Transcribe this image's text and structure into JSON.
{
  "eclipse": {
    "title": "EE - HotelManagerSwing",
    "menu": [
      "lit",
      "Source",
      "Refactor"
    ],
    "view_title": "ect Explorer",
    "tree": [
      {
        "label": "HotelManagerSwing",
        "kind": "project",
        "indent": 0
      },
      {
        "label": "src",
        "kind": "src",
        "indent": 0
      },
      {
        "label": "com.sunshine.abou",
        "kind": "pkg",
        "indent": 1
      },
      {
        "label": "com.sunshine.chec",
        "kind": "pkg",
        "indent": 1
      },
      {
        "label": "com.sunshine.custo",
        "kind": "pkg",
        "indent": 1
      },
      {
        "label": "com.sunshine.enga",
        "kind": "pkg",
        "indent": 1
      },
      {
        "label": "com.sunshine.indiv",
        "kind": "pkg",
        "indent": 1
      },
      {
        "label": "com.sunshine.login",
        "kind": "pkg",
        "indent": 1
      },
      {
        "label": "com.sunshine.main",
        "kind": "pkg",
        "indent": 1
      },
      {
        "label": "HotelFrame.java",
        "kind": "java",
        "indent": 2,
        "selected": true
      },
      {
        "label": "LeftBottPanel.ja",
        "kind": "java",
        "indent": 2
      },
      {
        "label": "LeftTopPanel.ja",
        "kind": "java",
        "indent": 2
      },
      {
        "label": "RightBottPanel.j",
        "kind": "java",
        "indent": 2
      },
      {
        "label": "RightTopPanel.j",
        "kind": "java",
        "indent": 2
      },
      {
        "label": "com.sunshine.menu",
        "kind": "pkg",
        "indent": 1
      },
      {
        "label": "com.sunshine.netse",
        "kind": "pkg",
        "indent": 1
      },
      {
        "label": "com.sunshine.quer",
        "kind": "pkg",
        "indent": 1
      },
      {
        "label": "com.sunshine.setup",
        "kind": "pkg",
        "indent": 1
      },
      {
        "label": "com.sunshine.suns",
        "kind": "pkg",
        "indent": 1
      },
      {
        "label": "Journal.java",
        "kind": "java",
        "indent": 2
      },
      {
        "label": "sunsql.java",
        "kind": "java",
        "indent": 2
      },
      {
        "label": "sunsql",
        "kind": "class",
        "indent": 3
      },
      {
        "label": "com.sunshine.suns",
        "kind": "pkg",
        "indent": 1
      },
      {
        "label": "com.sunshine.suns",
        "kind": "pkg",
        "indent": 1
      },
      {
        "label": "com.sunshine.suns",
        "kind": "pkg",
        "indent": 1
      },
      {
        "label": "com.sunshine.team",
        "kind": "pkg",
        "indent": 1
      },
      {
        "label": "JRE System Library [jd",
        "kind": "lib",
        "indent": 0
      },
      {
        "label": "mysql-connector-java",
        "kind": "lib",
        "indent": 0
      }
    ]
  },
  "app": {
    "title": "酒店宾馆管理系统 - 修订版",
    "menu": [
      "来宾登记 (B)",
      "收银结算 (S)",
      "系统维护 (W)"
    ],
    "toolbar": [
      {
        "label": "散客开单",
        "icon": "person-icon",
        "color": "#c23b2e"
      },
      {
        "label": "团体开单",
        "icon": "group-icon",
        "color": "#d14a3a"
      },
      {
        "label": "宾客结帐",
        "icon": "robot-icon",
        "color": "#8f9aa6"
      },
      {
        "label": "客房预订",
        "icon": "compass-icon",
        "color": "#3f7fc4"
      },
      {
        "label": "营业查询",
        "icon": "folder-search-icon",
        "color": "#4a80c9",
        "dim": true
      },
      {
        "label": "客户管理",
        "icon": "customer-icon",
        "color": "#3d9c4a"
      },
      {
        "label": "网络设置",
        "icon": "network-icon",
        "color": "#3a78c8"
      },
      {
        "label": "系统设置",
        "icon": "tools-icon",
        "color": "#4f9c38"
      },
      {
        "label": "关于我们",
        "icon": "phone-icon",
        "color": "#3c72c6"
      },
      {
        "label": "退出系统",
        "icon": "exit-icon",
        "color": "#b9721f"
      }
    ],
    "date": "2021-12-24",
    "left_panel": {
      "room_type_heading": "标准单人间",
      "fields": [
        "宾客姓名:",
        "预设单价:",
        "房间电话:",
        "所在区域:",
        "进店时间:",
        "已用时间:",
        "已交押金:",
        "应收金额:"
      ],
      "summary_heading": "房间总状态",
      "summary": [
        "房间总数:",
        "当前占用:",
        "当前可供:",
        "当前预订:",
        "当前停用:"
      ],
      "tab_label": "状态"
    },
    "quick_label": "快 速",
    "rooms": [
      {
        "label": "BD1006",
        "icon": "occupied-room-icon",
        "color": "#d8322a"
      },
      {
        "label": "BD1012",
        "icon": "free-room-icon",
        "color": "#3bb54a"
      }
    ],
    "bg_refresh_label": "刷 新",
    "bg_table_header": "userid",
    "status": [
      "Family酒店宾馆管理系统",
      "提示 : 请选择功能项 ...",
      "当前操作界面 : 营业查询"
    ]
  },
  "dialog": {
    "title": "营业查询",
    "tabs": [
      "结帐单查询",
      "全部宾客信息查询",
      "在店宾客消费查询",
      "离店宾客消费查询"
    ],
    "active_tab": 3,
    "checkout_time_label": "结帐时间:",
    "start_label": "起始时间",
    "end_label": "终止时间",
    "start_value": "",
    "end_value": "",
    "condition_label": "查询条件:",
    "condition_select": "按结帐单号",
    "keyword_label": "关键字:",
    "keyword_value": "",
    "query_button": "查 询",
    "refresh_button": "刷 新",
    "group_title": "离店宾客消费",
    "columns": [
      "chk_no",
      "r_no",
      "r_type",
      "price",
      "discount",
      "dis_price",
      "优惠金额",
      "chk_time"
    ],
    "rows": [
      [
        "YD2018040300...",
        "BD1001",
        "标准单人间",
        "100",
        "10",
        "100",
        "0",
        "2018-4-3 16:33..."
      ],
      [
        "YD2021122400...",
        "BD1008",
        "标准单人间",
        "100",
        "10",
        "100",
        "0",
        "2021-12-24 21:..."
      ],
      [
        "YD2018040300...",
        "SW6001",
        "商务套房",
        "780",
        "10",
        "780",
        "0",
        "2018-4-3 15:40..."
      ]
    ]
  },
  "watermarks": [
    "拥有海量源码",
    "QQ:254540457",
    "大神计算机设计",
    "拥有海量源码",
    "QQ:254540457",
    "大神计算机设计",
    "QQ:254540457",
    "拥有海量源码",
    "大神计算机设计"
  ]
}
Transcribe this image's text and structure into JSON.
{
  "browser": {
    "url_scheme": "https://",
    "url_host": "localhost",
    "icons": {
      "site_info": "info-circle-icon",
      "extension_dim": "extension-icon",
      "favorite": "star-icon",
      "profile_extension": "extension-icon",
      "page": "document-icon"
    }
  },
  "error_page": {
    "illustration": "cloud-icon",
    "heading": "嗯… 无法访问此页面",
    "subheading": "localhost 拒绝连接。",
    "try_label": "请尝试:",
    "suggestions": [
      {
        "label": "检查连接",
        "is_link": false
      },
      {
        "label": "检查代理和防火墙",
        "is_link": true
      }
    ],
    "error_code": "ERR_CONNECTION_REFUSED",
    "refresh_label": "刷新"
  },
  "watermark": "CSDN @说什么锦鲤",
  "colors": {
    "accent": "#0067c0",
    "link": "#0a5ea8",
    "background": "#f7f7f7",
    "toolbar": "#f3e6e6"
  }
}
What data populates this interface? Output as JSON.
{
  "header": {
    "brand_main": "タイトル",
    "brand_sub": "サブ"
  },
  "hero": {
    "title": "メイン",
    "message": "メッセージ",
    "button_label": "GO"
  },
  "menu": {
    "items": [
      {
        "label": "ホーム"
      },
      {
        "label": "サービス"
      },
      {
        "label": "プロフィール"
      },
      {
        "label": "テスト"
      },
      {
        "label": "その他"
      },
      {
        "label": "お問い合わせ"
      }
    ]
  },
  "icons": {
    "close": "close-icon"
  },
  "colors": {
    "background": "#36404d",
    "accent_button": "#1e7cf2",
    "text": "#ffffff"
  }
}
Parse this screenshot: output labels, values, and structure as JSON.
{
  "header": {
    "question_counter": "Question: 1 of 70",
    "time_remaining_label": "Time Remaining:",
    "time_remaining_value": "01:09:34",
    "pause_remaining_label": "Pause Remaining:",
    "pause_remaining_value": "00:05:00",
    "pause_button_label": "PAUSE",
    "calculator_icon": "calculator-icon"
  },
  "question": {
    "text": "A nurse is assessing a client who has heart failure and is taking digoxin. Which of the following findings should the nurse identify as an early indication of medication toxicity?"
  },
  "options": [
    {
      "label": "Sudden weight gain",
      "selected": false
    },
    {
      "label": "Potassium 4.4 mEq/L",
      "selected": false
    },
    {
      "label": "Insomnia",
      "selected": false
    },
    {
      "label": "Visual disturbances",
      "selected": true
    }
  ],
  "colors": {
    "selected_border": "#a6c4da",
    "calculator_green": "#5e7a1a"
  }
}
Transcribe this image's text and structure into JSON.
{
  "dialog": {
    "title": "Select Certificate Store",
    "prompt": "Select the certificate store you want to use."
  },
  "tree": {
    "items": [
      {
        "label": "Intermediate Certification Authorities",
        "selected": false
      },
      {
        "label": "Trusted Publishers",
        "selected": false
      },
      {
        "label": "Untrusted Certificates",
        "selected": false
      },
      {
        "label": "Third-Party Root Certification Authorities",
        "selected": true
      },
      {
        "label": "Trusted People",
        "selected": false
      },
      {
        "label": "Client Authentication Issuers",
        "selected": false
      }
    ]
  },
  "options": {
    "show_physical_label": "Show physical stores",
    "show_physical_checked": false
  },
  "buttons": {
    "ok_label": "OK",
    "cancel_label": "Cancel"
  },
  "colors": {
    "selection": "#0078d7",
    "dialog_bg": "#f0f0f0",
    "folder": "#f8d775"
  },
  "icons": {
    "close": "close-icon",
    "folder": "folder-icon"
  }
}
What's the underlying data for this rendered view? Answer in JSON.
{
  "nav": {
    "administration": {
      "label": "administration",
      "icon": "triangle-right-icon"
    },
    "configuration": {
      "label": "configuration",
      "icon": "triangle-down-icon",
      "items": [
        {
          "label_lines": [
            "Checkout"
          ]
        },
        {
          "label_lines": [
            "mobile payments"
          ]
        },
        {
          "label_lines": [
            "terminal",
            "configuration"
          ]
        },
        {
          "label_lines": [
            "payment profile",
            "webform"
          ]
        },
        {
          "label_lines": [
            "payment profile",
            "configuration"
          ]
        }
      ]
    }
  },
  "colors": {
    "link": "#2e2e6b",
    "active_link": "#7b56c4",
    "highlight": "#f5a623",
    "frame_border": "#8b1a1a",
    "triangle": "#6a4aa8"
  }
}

# # # # # # #

> **DESCRIPTION OF THE TASK**
From the "What's the underlying" line to the close of the listing, restate each line word for word.

> **ANSWER IN FULL**
What's the underlying data for this rendered view? Answer in JSON.
{
  "nav": {
    "administration": {
      "label": "administration",
      "icon": "triangle-right-icon"
    },
    "configuration": {
      "label": "configuration",
      "icon": "triangle-down-icon",
      "items": [
        {
          "label_lines": [
            "Checkout"
          ]
        },
        {
          "label_lines": [
            "mobile payments"
          ]
        },
        {
          "label_lines": [
            "terminal",
            "configuration"
          ]
        },
        {
          "label_lines": [
            "payment profile",
            "webform"
          ]
        },
        {
          "label_lines": [
            "payment profile",
            "configuration"
          ]
        }
      ]
    }
  },
  "colors": {
    "link": "#2e2e6b",
    "active_link": "#7b56c4",
    "highlight": "#f5a623",
    "frame_border": "#8b1a1a",
    "triangle": "#6a4aa8"
  }
}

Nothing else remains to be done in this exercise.